╭──

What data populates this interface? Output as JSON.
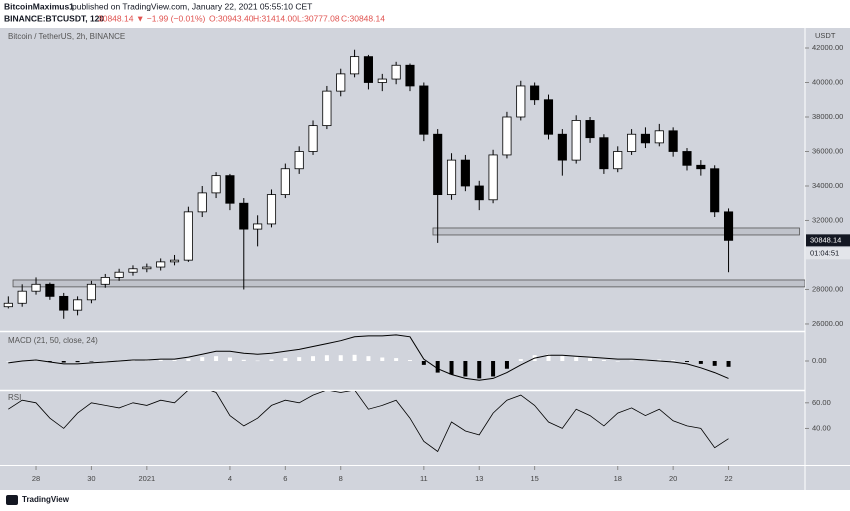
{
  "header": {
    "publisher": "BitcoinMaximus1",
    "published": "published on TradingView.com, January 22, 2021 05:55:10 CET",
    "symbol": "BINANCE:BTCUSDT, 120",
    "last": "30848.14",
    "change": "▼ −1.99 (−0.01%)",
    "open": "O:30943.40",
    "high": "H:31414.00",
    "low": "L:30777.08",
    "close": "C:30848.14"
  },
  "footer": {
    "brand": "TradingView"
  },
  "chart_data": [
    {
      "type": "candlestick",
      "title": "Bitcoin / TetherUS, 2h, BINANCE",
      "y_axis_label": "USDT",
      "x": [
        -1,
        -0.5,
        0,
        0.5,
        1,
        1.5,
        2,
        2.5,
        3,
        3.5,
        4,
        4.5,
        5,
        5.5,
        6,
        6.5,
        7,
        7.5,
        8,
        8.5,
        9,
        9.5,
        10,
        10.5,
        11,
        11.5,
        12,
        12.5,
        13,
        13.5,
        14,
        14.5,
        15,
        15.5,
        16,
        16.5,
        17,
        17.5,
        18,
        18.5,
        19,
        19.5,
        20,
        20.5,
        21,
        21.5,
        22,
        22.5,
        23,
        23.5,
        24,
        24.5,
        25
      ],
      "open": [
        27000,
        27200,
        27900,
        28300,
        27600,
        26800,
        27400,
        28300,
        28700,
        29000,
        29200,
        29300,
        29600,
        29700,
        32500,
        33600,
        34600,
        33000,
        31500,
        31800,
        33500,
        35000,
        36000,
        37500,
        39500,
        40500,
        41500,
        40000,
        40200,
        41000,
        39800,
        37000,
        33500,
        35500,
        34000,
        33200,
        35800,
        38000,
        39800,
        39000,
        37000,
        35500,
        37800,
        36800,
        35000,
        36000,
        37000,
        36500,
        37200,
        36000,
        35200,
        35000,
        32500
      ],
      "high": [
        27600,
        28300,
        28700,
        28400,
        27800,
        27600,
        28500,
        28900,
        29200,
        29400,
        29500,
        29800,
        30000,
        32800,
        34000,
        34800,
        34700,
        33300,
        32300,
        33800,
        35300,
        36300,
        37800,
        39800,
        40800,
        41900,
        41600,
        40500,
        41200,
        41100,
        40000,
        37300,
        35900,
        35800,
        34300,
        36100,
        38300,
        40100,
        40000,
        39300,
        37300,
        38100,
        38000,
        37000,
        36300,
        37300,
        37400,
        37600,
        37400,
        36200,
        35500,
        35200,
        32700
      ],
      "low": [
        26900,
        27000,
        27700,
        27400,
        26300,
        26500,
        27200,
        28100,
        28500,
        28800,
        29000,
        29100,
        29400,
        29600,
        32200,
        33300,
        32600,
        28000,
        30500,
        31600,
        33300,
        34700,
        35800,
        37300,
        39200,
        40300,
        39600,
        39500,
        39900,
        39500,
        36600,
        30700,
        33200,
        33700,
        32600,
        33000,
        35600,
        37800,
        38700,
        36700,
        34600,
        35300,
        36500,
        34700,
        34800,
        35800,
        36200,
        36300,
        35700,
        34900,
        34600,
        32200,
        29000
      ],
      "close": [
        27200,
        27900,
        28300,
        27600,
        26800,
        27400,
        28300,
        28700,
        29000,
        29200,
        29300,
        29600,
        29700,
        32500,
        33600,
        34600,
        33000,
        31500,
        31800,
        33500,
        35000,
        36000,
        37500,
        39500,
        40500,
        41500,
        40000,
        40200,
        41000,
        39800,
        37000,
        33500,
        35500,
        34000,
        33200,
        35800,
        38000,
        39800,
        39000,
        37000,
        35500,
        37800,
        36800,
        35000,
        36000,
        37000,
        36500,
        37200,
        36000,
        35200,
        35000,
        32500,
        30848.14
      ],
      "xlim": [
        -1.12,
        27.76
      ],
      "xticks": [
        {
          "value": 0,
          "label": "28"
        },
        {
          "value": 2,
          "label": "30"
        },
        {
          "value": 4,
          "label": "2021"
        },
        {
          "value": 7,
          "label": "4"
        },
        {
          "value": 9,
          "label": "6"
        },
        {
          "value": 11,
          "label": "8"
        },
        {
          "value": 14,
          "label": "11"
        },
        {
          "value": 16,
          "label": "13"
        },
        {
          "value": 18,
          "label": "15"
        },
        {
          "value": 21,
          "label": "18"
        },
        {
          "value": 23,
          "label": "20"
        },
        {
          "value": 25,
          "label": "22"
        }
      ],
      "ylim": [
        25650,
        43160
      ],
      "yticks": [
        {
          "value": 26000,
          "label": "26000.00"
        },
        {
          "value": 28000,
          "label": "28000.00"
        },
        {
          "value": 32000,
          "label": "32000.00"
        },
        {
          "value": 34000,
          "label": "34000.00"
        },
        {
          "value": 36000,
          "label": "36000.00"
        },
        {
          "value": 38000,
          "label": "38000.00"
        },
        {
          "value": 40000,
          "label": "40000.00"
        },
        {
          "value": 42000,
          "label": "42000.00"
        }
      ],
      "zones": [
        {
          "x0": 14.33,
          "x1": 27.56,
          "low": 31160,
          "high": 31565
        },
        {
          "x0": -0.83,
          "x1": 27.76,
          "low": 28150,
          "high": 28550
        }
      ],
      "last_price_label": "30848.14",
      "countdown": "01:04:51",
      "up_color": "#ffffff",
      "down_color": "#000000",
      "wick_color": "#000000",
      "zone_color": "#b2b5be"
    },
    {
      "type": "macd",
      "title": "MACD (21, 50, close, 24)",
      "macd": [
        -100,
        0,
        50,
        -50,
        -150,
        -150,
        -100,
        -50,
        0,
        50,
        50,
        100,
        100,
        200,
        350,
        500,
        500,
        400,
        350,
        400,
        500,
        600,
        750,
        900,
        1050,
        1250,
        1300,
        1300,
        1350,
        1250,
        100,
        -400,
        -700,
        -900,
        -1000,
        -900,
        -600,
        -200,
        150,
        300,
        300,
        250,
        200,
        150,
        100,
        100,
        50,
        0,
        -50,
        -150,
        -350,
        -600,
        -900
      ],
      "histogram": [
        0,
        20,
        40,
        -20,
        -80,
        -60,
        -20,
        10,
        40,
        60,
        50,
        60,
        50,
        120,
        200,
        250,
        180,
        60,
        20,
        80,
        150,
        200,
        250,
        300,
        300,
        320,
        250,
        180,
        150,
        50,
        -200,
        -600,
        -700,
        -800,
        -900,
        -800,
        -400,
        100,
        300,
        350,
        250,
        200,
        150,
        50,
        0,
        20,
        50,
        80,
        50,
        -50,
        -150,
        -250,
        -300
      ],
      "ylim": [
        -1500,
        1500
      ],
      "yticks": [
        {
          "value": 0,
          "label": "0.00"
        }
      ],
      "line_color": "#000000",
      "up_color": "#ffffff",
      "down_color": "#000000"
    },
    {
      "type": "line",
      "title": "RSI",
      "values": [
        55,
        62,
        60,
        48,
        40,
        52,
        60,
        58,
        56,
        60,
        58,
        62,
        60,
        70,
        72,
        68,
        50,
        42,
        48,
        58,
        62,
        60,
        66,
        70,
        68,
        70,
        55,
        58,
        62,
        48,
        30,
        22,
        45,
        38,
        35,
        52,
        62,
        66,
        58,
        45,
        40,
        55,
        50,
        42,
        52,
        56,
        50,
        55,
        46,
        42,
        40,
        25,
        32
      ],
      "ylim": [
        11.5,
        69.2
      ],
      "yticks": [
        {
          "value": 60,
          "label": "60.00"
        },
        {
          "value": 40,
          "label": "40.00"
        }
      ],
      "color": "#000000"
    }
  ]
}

╰──
╭──

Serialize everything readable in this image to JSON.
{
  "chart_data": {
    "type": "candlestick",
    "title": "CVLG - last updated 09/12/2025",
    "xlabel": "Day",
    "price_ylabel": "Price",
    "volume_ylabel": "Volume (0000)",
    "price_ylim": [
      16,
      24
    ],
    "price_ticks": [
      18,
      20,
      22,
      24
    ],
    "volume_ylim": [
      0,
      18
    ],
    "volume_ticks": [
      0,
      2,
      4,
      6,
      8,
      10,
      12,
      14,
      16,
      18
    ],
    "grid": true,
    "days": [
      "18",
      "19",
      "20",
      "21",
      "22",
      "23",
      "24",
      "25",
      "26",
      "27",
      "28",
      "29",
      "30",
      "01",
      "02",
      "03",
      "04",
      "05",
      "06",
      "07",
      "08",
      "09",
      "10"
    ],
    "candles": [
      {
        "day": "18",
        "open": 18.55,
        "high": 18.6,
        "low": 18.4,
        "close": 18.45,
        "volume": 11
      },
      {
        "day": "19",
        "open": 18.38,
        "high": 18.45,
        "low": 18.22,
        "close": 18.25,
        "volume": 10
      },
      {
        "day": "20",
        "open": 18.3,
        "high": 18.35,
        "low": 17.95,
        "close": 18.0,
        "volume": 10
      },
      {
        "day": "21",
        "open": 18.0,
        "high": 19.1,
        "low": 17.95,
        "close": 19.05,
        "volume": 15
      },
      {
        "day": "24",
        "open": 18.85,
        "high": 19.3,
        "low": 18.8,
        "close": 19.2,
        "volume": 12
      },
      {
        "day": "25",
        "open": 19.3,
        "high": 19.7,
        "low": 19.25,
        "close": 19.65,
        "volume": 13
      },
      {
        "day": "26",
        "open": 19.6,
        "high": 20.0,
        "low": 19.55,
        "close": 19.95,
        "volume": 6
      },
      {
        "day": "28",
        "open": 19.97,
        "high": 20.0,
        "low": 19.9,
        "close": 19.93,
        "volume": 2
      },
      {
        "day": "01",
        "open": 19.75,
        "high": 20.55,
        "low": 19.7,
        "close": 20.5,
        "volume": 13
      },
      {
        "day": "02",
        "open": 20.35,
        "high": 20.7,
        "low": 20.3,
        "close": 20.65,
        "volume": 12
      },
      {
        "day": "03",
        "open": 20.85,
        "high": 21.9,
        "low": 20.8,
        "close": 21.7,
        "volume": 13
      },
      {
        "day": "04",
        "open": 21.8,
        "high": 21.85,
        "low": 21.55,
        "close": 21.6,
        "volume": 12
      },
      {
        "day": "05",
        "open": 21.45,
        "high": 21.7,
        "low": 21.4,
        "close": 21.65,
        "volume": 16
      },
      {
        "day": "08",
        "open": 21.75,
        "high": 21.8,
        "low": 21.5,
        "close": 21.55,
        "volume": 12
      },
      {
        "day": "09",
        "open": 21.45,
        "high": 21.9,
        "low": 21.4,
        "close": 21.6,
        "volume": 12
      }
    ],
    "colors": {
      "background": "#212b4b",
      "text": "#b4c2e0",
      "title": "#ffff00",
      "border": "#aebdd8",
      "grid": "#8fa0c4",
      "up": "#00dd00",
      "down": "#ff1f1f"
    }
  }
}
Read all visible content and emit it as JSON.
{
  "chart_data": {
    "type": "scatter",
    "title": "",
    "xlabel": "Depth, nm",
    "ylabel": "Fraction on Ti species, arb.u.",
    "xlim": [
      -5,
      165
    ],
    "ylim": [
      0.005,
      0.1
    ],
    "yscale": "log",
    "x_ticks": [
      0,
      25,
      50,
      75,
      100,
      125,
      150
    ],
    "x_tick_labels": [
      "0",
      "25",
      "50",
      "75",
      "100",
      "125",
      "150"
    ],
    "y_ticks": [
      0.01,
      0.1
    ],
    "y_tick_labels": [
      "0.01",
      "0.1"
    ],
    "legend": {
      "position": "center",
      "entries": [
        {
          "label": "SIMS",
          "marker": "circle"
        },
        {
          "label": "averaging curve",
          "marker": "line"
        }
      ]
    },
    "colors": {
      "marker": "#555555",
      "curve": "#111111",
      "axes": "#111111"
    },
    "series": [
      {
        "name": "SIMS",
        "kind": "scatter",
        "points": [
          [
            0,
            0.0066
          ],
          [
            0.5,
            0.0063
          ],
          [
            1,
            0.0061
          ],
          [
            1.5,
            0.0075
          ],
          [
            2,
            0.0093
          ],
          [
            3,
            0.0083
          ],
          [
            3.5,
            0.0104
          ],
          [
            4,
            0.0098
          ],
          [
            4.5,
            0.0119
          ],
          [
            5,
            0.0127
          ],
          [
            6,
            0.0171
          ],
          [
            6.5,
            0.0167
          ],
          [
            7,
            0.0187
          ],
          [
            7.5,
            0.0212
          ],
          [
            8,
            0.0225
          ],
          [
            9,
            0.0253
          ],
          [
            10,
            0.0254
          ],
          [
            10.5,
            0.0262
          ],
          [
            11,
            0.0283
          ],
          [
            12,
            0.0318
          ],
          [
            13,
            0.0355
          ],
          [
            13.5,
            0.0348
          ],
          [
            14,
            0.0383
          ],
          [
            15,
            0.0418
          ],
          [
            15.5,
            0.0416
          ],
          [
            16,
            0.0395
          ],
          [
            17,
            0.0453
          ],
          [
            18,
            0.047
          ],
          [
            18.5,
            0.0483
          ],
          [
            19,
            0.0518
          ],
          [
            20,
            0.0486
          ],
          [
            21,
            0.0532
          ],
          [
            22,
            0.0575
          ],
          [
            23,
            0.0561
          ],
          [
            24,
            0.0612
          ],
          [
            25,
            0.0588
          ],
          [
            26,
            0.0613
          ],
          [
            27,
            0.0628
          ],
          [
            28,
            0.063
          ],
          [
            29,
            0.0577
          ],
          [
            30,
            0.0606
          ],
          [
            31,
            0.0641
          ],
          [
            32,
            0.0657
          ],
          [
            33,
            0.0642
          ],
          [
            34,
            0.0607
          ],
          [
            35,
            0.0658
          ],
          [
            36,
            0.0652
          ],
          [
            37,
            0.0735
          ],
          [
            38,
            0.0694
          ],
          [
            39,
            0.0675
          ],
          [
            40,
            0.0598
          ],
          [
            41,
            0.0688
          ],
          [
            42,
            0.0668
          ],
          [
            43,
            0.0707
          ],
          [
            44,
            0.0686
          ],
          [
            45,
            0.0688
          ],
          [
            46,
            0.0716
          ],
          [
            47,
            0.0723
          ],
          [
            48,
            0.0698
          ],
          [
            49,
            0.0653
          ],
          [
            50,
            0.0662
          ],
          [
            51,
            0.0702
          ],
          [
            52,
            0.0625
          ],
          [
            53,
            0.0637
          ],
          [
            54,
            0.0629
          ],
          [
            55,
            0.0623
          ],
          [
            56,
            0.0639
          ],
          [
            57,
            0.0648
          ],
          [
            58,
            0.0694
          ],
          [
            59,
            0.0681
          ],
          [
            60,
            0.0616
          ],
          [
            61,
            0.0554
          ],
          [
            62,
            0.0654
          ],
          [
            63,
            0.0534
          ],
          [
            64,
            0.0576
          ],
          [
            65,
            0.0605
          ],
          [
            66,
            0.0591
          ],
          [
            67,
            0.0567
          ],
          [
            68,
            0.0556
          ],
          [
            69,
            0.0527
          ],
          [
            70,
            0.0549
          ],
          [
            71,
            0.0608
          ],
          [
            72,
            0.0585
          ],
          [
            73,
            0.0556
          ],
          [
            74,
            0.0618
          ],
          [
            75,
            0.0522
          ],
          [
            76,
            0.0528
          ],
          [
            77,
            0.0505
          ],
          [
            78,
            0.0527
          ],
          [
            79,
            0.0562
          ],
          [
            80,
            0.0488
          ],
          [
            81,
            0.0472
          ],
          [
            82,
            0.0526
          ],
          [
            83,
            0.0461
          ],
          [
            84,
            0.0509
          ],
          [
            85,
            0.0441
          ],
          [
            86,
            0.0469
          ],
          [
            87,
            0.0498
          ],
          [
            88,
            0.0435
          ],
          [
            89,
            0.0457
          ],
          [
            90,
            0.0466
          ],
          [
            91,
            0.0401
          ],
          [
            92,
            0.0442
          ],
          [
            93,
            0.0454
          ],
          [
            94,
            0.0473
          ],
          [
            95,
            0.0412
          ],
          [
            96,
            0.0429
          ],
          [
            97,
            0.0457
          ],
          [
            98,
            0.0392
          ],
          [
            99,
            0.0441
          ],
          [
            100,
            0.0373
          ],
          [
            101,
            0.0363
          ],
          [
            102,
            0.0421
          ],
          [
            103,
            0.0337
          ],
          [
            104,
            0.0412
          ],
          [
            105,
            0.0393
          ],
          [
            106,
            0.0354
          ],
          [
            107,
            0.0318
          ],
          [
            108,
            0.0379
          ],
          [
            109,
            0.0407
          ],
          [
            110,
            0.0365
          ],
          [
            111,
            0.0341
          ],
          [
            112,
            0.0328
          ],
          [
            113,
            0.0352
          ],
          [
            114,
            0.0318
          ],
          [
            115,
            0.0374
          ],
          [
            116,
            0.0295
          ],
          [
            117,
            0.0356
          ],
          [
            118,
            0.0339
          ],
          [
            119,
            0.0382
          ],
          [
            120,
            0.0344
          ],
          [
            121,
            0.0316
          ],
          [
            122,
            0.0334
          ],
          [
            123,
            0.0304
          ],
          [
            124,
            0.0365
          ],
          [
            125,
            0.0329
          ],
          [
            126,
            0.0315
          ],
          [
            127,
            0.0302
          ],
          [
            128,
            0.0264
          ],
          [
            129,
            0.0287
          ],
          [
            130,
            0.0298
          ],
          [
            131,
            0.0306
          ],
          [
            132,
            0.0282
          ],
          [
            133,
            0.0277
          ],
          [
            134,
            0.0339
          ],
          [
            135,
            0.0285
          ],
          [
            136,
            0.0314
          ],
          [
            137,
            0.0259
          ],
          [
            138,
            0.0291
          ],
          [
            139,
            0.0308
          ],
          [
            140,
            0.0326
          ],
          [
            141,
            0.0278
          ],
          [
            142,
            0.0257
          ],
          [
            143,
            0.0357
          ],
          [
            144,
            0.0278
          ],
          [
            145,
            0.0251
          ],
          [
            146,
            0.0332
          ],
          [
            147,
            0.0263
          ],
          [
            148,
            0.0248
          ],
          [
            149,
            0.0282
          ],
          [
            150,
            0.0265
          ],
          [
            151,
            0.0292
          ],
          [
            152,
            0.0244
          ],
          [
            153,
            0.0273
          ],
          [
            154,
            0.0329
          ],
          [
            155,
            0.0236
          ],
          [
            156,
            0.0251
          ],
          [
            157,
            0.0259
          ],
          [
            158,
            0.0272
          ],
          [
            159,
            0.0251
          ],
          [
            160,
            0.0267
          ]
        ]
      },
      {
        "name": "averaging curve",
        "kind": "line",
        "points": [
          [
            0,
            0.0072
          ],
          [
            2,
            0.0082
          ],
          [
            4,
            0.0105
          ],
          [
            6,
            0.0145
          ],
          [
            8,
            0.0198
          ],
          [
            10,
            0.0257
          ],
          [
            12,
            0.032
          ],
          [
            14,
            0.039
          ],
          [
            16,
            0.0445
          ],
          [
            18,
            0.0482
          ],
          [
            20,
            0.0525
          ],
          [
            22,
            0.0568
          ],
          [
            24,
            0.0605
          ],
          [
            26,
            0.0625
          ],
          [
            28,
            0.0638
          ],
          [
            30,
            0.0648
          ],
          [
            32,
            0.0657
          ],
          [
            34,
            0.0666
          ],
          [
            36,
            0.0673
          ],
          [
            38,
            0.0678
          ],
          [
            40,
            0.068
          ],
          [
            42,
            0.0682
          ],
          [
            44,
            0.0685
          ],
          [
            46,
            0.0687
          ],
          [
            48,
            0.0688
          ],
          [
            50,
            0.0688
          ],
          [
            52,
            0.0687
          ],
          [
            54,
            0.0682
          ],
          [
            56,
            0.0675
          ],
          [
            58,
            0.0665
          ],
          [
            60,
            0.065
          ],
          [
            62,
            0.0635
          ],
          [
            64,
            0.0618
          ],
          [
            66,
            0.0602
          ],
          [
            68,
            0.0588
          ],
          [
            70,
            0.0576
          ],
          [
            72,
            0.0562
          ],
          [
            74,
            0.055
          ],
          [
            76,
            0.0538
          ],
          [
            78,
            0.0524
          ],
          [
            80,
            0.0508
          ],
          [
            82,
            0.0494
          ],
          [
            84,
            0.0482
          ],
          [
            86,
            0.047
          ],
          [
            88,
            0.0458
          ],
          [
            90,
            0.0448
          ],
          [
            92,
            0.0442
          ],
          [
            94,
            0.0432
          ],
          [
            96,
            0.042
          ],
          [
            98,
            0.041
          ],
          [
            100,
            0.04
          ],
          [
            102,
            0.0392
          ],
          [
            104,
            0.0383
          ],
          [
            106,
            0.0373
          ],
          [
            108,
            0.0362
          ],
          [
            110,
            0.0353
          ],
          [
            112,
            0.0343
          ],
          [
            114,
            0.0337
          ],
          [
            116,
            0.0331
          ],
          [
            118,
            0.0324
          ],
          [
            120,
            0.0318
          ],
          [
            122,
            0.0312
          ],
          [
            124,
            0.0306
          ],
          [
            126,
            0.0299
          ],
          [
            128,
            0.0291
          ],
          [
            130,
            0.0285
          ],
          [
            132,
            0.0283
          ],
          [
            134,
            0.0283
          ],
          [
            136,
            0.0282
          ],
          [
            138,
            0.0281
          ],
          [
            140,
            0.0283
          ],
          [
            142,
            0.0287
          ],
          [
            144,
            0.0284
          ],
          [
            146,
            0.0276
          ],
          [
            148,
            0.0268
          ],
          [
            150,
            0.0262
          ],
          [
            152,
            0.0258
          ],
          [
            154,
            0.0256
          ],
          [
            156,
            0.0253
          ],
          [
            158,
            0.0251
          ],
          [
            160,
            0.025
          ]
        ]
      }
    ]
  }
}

╰──

§ **Written instruction**: Give the number of lines above in which the word "JSON" occurs, with nothing else.

§ **Written response**: 3